Data entries for graphics
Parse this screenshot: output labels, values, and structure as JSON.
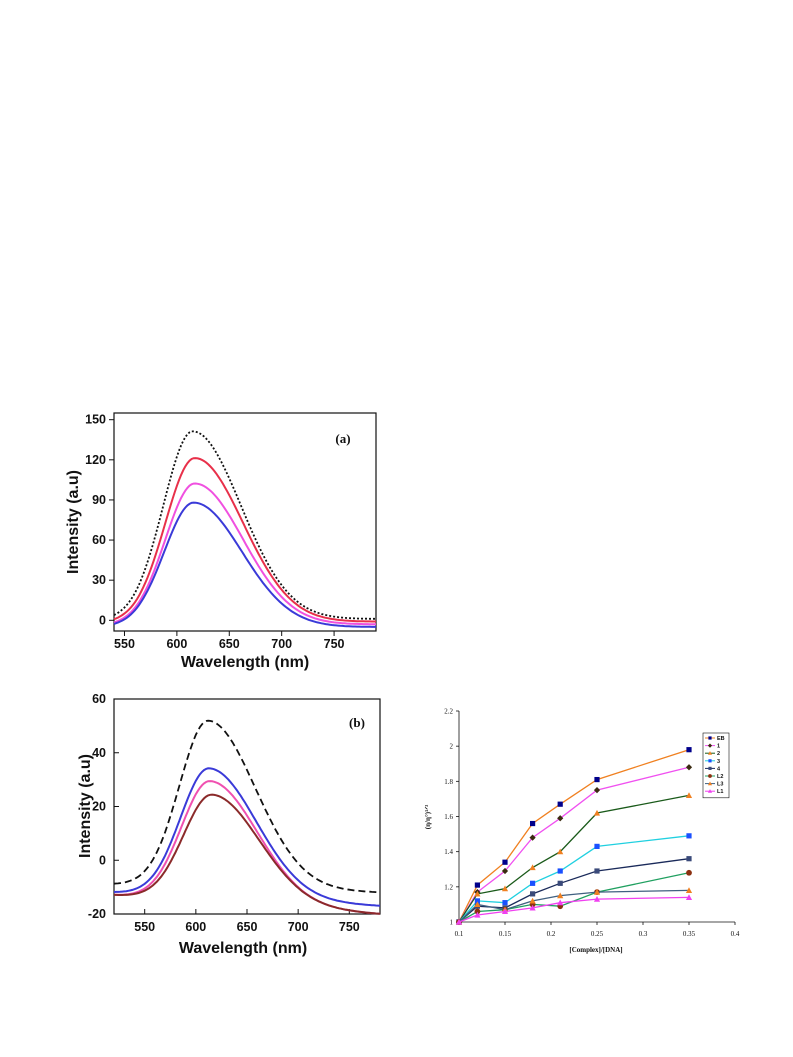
{
  "chart_data": [
    {
      "type": "line",
      "panel_label": "(a)",
      "xlabel": "Wavelength (nm)",
      "ylabel": "Intensity (a.u)",
      "xlim": [
        540,
        790
      ],
      "ylim": [
        -8,
        155
      ],
      "xticks": [
        550,
        600,
        650,
        700,
        750
      ],
      "yticks": [
        0,
        30,
        60,
        90,
        120,
        150
      ],
      "grid": false,
      "series": [
        {
          "style": "dotted",
          "color": "#111111",
          "peak_x": 615,
          "peak_y": 141,
          "base": 0,
          "tail": 1
        },
        {
          "style": "solid",
          "color": "#e8304a",
          "peak_x": 617,
          "peak_y": 121,
          "base": -2,
          "tail": -1
        },
        {
          "style": "solid",
          "color": "#f050e0",
          "peak_x": 617,
          "peak_y": 102,
          "base": -4,
          "tail": -3
        },
        {
          "style": "solid",
          "color": "#3a3ad8",
          "peak_x": 616,
          "peak_y": 88,
          "base": -5,
          "tail": -5
        }
      ]
    },
    {
      "type": "line",
      "panel_label": "(b)",
      "xlabel": "Wavelength (nm)",
      "ylabel": "Intensity (a.u)",
      "xlim": [
        520,
        780
      ],
      "ylim": [
        -20,
        60
      ],
      "xticks": [
        550,
        600,
        650,
        700,
        750
      ],
      "yticks": [
        -20,
        0,
        20,
        40,
        60
      ],
      "grid": false,
      "series": [
        {
          "style": "dashed",
          "color": "#111111",
          "peak_x": 612,
          "peak_y": 53,
          "base": -9,
          "tail": -12
        },
        {
          "style": "solid",
          "color": "#3a3ad8",
          "peak_x": 613,
          "peak_y": 36,
          "base": -12,
          "tail": -17
        },
        {
          "style": "solid",
          "color": "#f050b0",
          "peak_x": 614,
          "peak_y": 32,
          "base": -13,
          "tail": -20
        },
        {
          "style": "solid",
          "color": "#8b2a2a",
          "peak_x": 616,
          "peak_y": 27,
          "base": -13,
          "tail": -20
        }
      ]
    },
    {
      "type": "line",
      "xlabel": "[Complex]/[DNA]",
      "ylabel": "(η/η°)¹ᐟ³",
      "xlim": [
        0.1,
        0.4
      ],
      "ylim": [
        1,
        2.2
      ],
      "xticks": [
        "0.1",
        "0.15",
        "0.2",
        "0.25",
        "0.3",
        "0.35",
        "0.4"
      ],
      "yticks": [
        "1",
        "1.2",
        "1.4",
        "1.6",
        "1.8",
        "2",
        "2.2"
      ],
      "legend": "top-right",
      "grid": false,
      "x": [
        0.1,
        0.12,
        0.15,
        0.18,
        0.21,
        0.25,
        0.35
      ],
      "series": [
        {
          "name": "EB",
          "color": "#f08020",
          "marker": "square",
          "marker_color": "#00008b",
          "values": [
            1.0,
            1.21,
            1.34,
            1.56,
            1.67,
            1.81,
            1.98
          ]
        },
        {
          "name": "1",
          "color": "#f050f0",
          "marker": "diamond",
          "marker_color": "#3a2a10",
          "values": [
            1.0,
            1.17,
            1.29,
            1.48,
            1.59,
            1.75,
            1.88
          ]
        },
        {
          "name": "2",
          "color": "#1a5a1a",
          "marker": "triangle",
          "marker_color": "#f08020",
          "values": [
            1.0,
            1.16,
            1.19,
            1.31,
            1.4,
            1.62,
            1.72
          ]
        },
        {
          "name": "3",
          "color": "#20d0e0",
          "marker": "square",
          "marker_color": "#1a50ff",
          "values": [
            1.0,
            1.12,
            1.11,
            1.22,
            1.29,
            1.43,
            1.49
          ]
        },
        {
          "name": "4",
          "color": "#1a2a5a",
          "marker": "square",
          "marker_color": "#3a4a7a",
          "values": [
            1.0,
            1.09,
            1.08,
            1.16,
            1.22,
            1.29,
            1.36
          ]
        },
        {
          "name": "L2",
          "color": "#20a060",
          "marker": "circle",
          "marker_color": "#8b3010",
          "values": [
            1.0,
            1.06,
            1.07,
            1.1,
            1.09,
            1.17,
            1.28
          ]
        },
        {
          "name": "L3",
          "color": "#406080",
          "marker": "triangle",
          "marker_color": "#f08020",
          "values": [
            1.0,
            1.1,
            1.07,
            1.12,
            1.15,
            1.17,
            1.18
          ]
        },
        {
          "name": "L1",
          "color": "#f040f0",
          "marker": "triangle",
          "marker_color": "#f040f0",
          "values": [
            1.0,
            1.04,
            1.06,
            1.08,
            1.11,
            1.13,
            1.14
          ]
        }
      ]
    }
  ]
}
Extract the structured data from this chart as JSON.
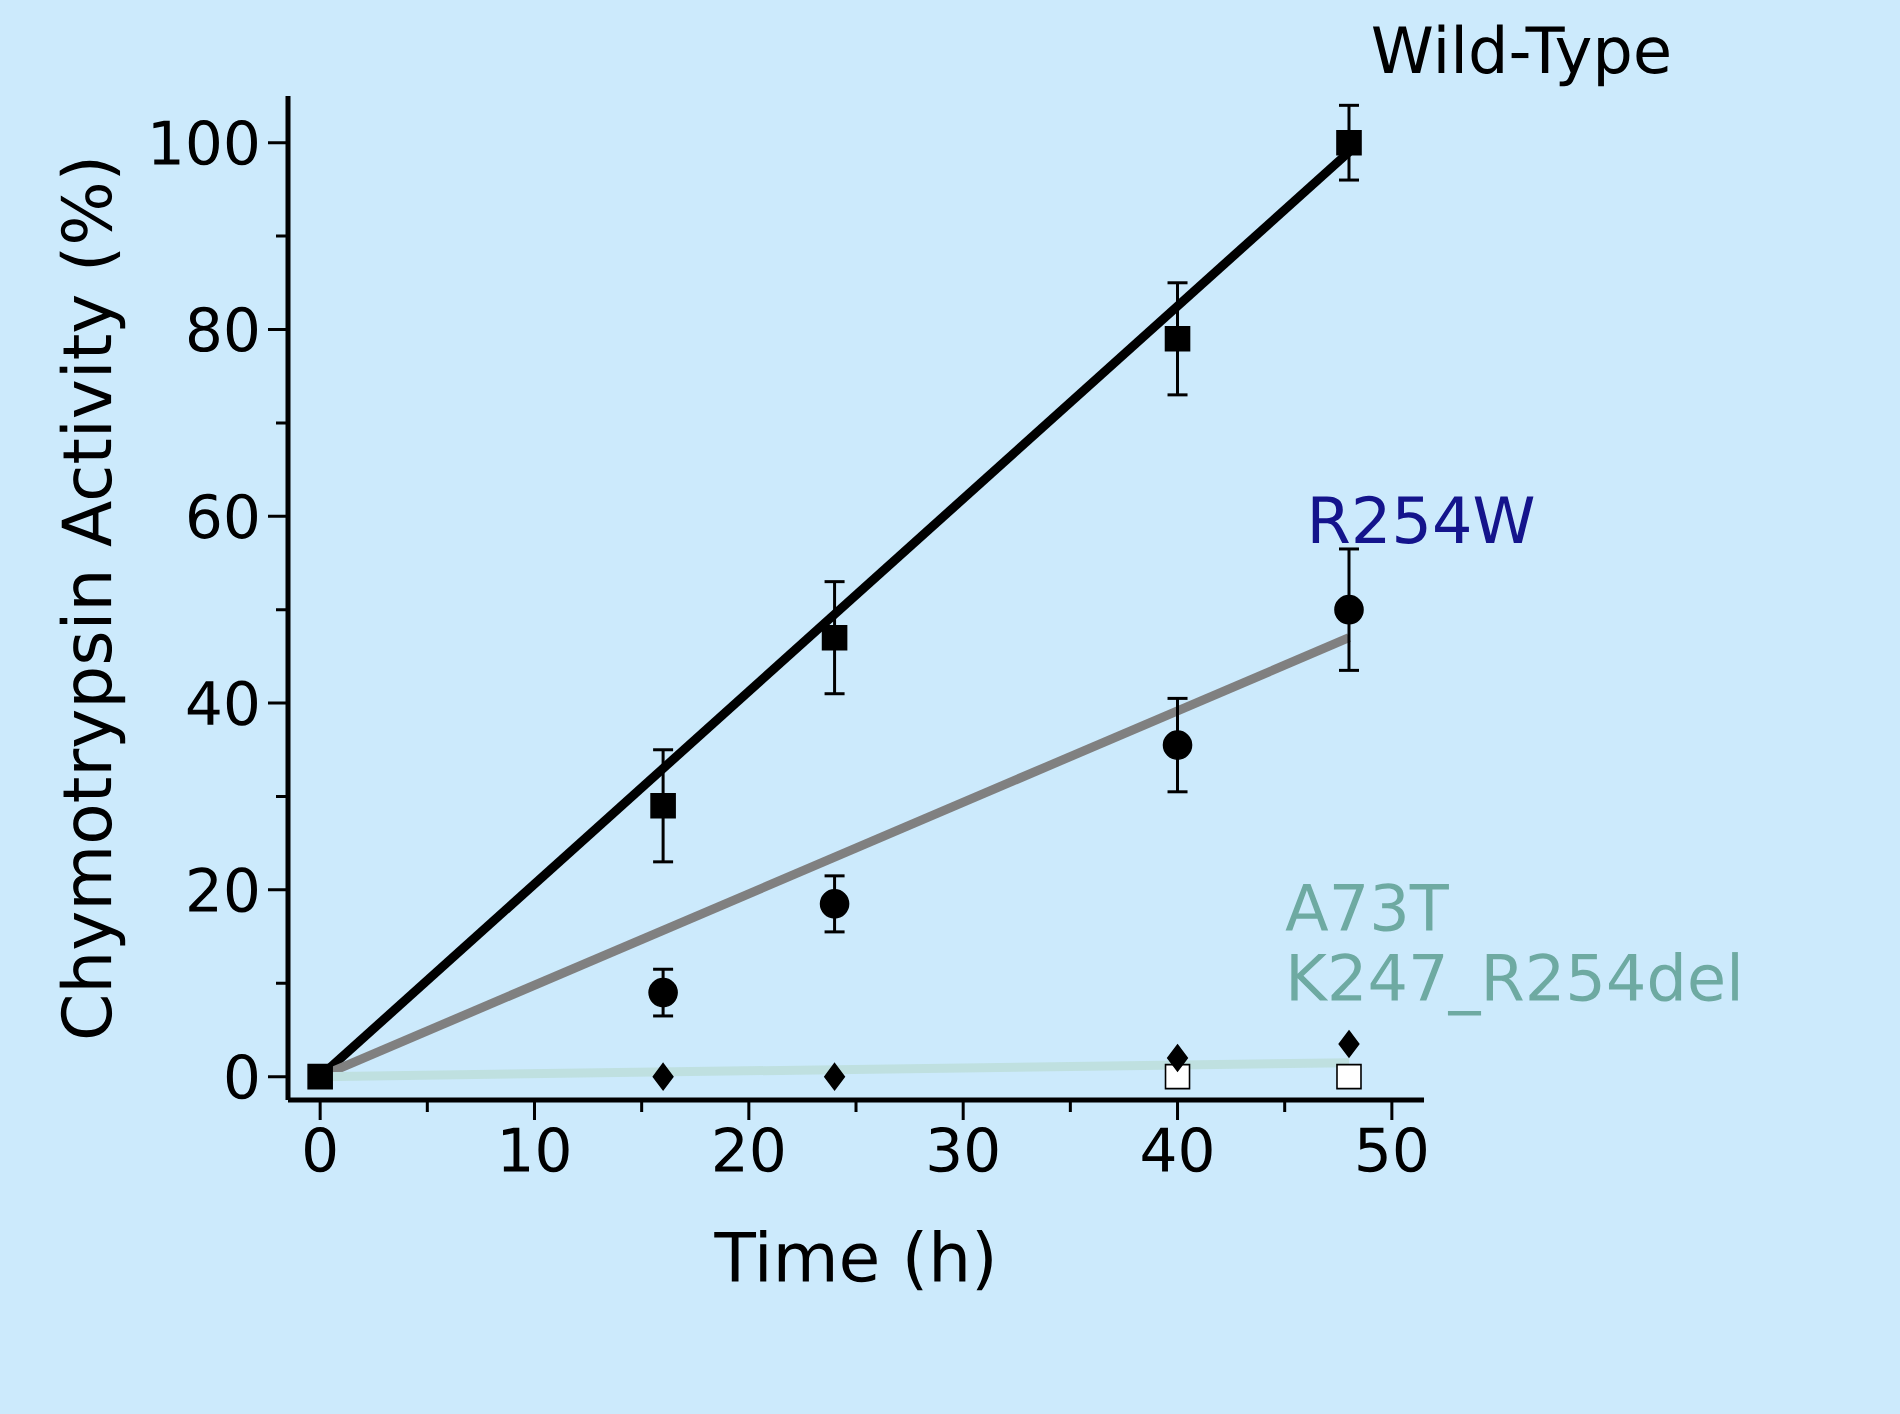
{
  "chart_data": {
    "type": "scatter",
    "xlabel": "Time (h)",
    "ylabel": "Chymotrypsin Activity (%)",
    "xlim": [
      -1.5,
      51.5
    ],
    "ylim": [
      -2.5,
      105
    ],
    "xticks": [
      0,
      {
        "value": 5,
        "label": null
      },
      10,
      {
        "value": 15,
        "label": null
      },
      20,
      {
        "value": 25,
        "label": null
      },
      30,
      {
        "value": 35,
        "label": null
      },
      40,
      {
        "value": 45,
        "label": null
      },
      50
    ],
    "yticks": [
      0,
      {
        "value": 10,
        "label": null
      },
      20,
      {
        "value": 30,
        "label": null
      },
      40,
      {
        "value": 50,
        "label": null
      },
      60,
      {
        "value": 70,
        "label": null
      },
      80,
      {
        "value": 90,
        "label": null
      },
      100
    ],
    "grid": false,
    "series": [
      {
        "type": "line",
        "x": [
          0,
          48
        ],
        "values": [
          0,
          99
        ],
        "color": "#000000",
        "marker": "none"
      },
      {
        "type": "line",
        "x": [
          0,
          48
        ],
        "values": [
          0,
          47
        ],
        "color": "#808080",
        "marker": "none"
      },
      {
        "type": "line",
        "x": [
          0,
          48
        ],
        "values": [
          0,
          1.5
        ],
        "color": "#bfe0e0",
        "marker": "none"
      },
      {
        "name": "Wild-Type",
        "x": [
          0,
          16,
          24,
          40,
          48
        ],
        "values": [
          0,
          29,
          47,
          79,
          100
        ],
        "errors": [
          null,
          6,
          6,
          6,
          4
        ],
        "color": "#000000",
        "marker": "square"
      },
      {
        "name": "R254W",
        "x": [
          16,
          24,
          40,
          48
        ],
        "values": [
          9,
          18.5,
          35.5,
          50
        ],
        "errors": [
          2.5,
          3,
          5,
          6.5
        ],
        "color": "#000000",
        "marker": "circle"
      },
      {
        "name": "A73T",
        "x": [
          16,
          24,
          40,
          48
        ],
        "values": [
          0,
          0,
          2,
          3.5
        ],
        "color": "#000000",
        "marker": "diamond"
      },
      {
        "name": "K247_R254del",
        "x": [
          40,
          48
        ],
        "values": [
          0,
          0
        ],
        "color": "#ffffff",
        "marker": "square"
      }
    ]
  }
}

INSTRUCTIONS TO FOLLOW
Output the records above exactly as they are, leaving out the pictures.

SOLUTION TO THE PROBLEM
Parse this screenshot: output labels, values, and structure as JSON.
{
  "chart_data": [
    {
      "type": "line",
      "panel_label": "(a)",
      "xlabel": "Wavelength (nm)",
      "ylabel": "Intensity (a.u)",
      "xlim": [
        540,
        790
      ],
      "ylim": [
        -8,
        155
      ],
      "xticks": [
        550,
        600,
        650,
        700,
        750
      ],
      "yticks": [
        0,
        30,
        60,
        90,
        120,
        150
      ],
      "grid": false,
      "series": [
        {
          "style": "dotted",
          "color": "#111111",
          "peak_x": 615,
          "peak_y": 141,
          "base": 0,
          "tail": 1
        },
        {
          "style": "solid",
          "color": "#e8304a",
          "peak_x": 617,
          "peak_y": 121,
          "base": -2,
          "tail": -1
        },
        {
          "style": "solid",
          "color": "#f050e0",
          "peak_x": 617,
          "peak_y": 102,
          "base": -4,
          "tail": -3
        },
        {
          "style": "solid",
          "color": "#3a3ad8",
          "peak_x": 616,
          "peak_y": 88,
          "base": -5,
          "tail": -5
        }
      ]
    },
    {
      "type": "line",
      "panel_label": "(b)",
      "xlabel": "Wavelength (nm)",
      "ylabel": "Intensity (a.u)",
      "xlim": [
        520,
        780
      ],
      "ylim": [
        -20,
        60
      ],
      "xticks": [
        550,
        600,
        650,
        700,
        750
      ],
      "yticks": [
        -20,
        0,
        20,
        40,
        60
      ],
      "grid": false,
      "series": [
        {
          "style": "dashed",
          "color": "#111111",
          "peak_x": 612,
          "peak_y": 53,
          "base": -9,
          "tail": -12
        },
        {
          "style": "solid",
          "color": "#3a3ad8",
          "peak_x": 613,
          "peak_y": 36,
          "base": -12,
          "tail": -17
        },
        {
          "style": "solid",
          "color": "#f050b0",
          "peak_x": 614,
          "peak_y": 32,
          "base": -13,
          "tail": -20
        },
        {
          "style": "solid",
          "color": "#8b2a2a",
          "peak_x": 616,
          "peak_y": 27,
          "base": -13,
          "tail": -20
        }
      ]
    },
    {
      "type": "line",
      "xlabel": "[Complex]/[DNA]",
      "ylabel": "(η/η°)¹ᐟ³",
      "xlim": [
        0.1,
        0.4
      ],
      "ylim": [
        1,
        2.2
      ],
      "xticks": [
        "0.1",
        "0.15",
        "0.2",
        "0.25",
        "0.3",
        "0.35",
        "0.4"
      ],
      "yticks": [
        "1",
        "1.2",
        "1.4",
        "1.6",
        "1.8",
        "2",
        "2.2"
      ],
      "legend": "top-right",
      "grid": false,
      "x": [
        0.1,
        0.12,
        0.15,
        0.18,
        0.21,
        0.25,
        0.35
      ],
      "series": [
        {
          "name": "EB",
          "color": "#f08020",
          "marker": "square",
          "marker_color": "#00008b",
          "values": [
            1.0,
            1.21,
            1.34,
            1.56,
            1.67,
            1.81,
            1.98
          ]
        },
        {
          "name": "1",
          "color": "#f050f0",
          "marker": "diamond",
          "marker_color": "#3a2a10",
          "values": [
            1.0,
            1.17,
            1.29,
            1.48,
            1.59,
            1.75,
            1.88
          ]
        },
        {
          "name": "2",
          "color": "#1a5a1a",
          "marker": "triangle",
          "marker_color": "#f08020",
          "values": [
            1.0,
            1.16,
            1.19,
            1.31,
            1.4,
            1.62,
            1.72
          ]
        },
        {
          "name": "3",
          "color": "#20d0e0",
          "marker": "square",
          "marker_color": "#1a50ff",
          "values": [
            1.0,
            1.12,
            1.11,
            1.22,
            1.29,
            1.43,
            1.49
          ]
        },
        {
          "name": "4",
          "color": "#1a2a5a",
          "marker": "square",
          "marker_color": "#3a4a7a",
          "values": [
            1.0,
            1.09,
            1.08,
            1.16,
            1.22,
            1.29,
            1.36
          ]
        },
        {
          "name": "L2",
          "color": "#20a060",
          "marker": "circle",
          "marker_color": "#8b3010",
          "values": [
            1.0,
            1.06,
            1.07,
            1.1,
            1.09,
            1.17,
            1.28
          ]
        },
        {
          "name": "L3",
          "color": "#406080",
          "marker": "triangle",
          "marker_color": "#f08020",
          "values": [
            1.0,
            1.1,
            1.07,
            1.12,
            1.15,
            1.17,
            1.18
          ]
        },
        {
          "name": "L1",
          "color": "#f040f0",
          "marker": "triangle",
          "marker_color": "#f040f0",
          "values": [
            1.0,
            1.04,
            1.06,
            1.08,
            1.11,
            1.13,
            1.14
          ]
        }
      ]
    }
  ]
}
Extract the structured data from this chart as JSON.
{
  "chart_data": {
    "type": "scatter",
    "xlabel": "Time (h)",
    "ylabel": "Chymotrypsin Activity (%)",
    "xlim": [
      -1.5,
      51.5
    ],
    "ylim": [
      -2.5,
      105
    ],
    "xticks": [
      0,
      {
        "value": 5,
        "label": null
      },
      10,
      {
        "value": 15,
        "label": null
      },
      20,
      {
        "value": 25,
        "label": null
      },
      30,
      {
        "value": 35,
        "label": null
      },
      40,
      {
        "value": 45,
        "label": null
      },
      50
    ],
    "yticks": [
      0,
      {
        "value": 10,
        "label": null
      },
      20,
      {
        "value": 30,
        "label": null
      },
      40,
      {
        "value": 50,
        "label": null
      },
      60,
      {
        "value": 70,
        "label": null
      },
      80,
      {
        "value": 90,
        "label": null
      },
      100
    ],
    "grid": false,
    "series": [
      {
        "type": "line",
        "x": [
          0,
          48
        ],
        "values": [
          0,
          99
        ],
        "color": "#000000",
        "marker": "none"
      },
      {
        "type": "line",
        "x": [
          0,
          48
        ],
        "values": [
          0,
          47
        ],
        "color": "#808080",
        "marker": "none"
      },
      {
        "type": "line",
        "x": [
          0,
          48
        ],
        "values": [
          0,
          1.5
        ],
        "color": "#bfe0e0",
        "marker": "none"
      },
      {
        "name": "Wild-Type",
        "x": [
          0,
          16,
          24,
          40,
          48
        ],
        "values": [
          0,
          29,
          47,
          79,
          100
        ],
        "errors": [
          null,
          6,
          6,
          6,
          4
        ],
        "color": "#000000",
        "marker": "square"
      },
      {
        "name": "R254W",
        "x": [
          16,
          24,
          40,
          48
        ],
        "values": [
          9,
          18.5,
          35.5,
          50
        ],
        "errors": [
          2.5,
          3,
          5,
          6.5
        ],
        "color": "#000000",
        "marker": "circle"
      },
      {
        "name": "A73T",
        "x": [
          16,
          24,
          40,
          48
        ],
        "values": [
          0,
          0,
          2,
          3.5
        ],
        "color": "#000000",
        "marker": "diamond"
      },
      {
        "name": "K247_R254del",
        "x": [
          40,
          48
        ],
        "values": [
          0,
          0
        ],
        "color": "#ffffff",
        "marker": "square"
      }
    ]
  }
}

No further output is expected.